**Aim of the task**:
Identify the lines containing the word "fried". Copy each one.

**Data entries**:
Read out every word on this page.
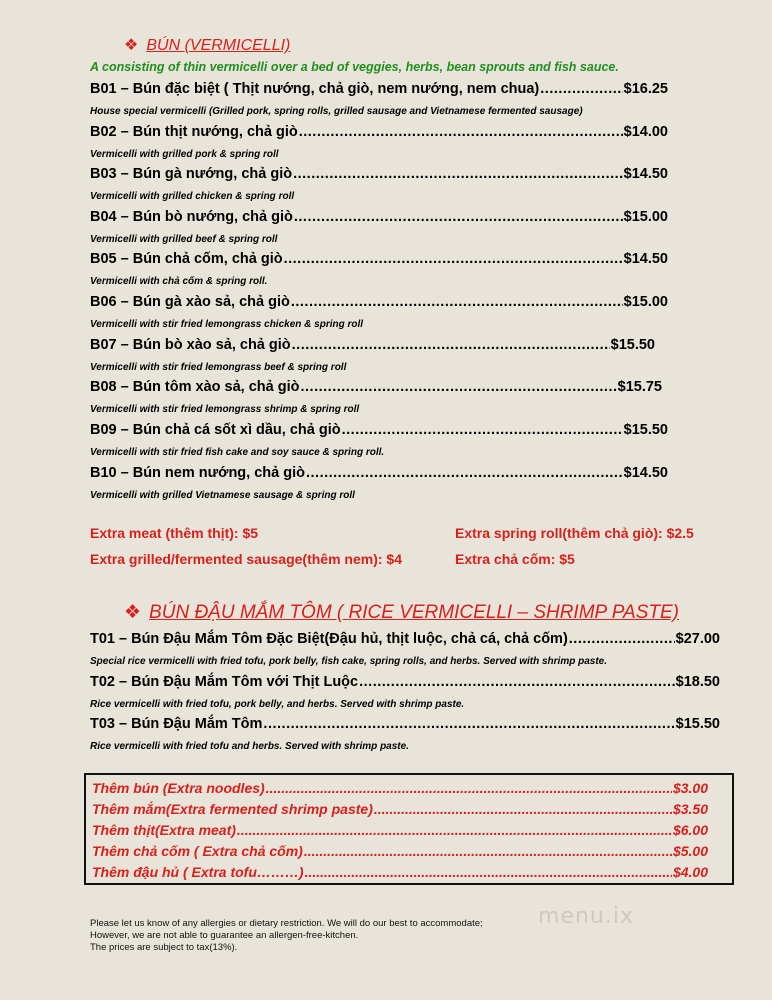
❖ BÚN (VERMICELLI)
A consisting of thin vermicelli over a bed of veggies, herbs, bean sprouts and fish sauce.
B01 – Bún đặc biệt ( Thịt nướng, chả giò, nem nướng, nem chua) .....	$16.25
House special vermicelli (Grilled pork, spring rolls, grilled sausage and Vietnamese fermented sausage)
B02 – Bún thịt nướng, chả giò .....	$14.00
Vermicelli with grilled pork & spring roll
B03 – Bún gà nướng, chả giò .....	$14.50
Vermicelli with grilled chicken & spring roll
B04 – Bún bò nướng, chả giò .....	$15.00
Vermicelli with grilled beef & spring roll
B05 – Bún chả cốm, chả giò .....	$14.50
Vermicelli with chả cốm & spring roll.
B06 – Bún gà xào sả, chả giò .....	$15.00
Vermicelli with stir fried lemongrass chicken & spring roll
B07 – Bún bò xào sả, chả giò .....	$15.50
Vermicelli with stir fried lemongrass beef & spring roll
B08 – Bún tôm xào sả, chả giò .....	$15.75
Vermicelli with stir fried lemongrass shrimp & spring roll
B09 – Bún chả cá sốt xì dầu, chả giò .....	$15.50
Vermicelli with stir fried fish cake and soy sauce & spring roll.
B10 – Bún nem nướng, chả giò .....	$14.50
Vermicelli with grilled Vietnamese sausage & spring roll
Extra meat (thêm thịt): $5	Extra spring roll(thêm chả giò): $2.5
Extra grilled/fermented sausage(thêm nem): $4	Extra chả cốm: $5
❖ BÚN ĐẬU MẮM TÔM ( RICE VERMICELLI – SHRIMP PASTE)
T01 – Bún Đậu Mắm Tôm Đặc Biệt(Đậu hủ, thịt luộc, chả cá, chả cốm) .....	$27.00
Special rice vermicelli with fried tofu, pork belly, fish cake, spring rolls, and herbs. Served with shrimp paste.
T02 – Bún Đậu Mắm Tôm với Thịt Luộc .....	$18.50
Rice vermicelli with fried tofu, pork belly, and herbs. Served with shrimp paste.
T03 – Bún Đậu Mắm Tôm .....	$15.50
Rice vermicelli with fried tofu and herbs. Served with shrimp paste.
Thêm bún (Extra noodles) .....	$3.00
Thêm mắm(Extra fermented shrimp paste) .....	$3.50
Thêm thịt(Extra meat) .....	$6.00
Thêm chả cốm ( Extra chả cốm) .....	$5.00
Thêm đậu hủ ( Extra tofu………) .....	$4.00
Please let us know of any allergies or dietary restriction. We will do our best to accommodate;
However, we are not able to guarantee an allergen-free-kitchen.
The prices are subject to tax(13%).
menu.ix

* * *

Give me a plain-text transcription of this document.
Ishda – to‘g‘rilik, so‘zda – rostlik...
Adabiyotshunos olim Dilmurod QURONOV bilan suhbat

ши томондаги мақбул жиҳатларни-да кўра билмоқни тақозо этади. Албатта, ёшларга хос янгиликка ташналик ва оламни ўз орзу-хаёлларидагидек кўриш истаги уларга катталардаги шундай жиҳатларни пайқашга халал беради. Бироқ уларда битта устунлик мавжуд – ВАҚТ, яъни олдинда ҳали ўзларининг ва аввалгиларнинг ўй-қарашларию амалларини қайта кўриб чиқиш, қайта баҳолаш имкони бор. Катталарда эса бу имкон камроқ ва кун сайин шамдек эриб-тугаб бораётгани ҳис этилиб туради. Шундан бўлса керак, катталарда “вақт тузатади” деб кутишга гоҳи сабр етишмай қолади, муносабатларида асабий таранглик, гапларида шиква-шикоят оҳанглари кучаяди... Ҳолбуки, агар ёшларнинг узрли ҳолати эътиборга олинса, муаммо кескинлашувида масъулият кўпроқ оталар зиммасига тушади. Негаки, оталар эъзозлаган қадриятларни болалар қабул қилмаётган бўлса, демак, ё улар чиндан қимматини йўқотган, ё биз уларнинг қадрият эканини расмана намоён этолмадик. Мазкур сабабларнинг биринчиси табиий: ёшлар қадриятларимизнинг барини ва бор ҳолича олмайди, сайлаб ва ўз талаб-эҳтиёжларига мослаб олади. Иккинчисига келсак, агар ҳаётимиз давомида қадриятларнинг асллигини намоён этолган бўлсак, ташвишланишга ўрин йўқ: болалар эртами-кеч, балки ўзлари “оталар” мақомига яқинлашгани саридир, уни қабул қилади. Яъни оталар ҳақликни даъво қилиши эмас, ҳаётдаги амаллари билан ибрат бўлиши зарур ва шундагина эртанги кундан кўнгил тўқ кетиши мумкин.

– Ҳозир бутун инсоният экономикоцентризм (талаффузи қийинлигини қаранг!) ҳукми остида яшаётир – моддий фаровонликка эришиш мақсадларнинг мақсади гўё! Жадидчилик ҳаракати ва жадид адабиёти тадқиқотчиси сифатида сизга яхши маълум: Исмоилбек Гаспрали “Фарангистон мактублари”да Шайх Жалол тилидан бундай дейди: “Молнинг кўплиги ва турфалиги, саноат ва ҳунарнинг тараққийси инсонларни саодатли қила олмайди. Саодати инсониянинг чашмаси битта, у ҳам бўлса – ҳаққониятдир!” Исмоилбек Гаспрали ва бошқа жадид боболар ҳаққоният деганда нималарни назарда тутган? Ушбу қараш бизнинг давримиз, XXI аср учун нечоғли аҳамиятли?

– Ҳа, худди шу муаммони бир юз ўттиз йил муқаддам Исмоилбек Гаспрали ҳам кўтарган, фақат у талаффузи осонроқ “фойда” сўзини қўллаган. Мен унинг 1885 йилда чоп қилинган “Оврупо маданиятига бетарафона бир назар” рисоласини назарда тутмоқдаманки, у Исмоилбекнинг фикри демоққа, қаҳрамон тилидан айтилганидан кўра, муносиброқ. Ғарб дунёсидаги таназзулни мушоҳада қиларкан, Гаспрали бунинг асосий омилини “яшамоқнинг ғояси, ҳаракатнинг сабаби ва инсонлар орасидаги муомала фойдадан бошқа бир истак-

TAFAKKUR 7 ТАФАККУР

**Result**:
Vermicelli with stir fried lemongrass chicken & spring roll
Vermicelli with stir fried lemongrass beef & spring roll
Vermicelli with stir fried lemongrass shrimp & spring roll
Vermicelli with stir fried fish cake and soy sauce & spring roll.
Special rice vermicelli with fried tofu, pork belly, fish cake, spring rolls, and herbs. Served with shrimp paste.
Rice vermicelli with fried tofu, pork belly, and herbs. Served with shrimp paste.
Rice vermicelli with fried tofu and herbs. Served with shrimp paste.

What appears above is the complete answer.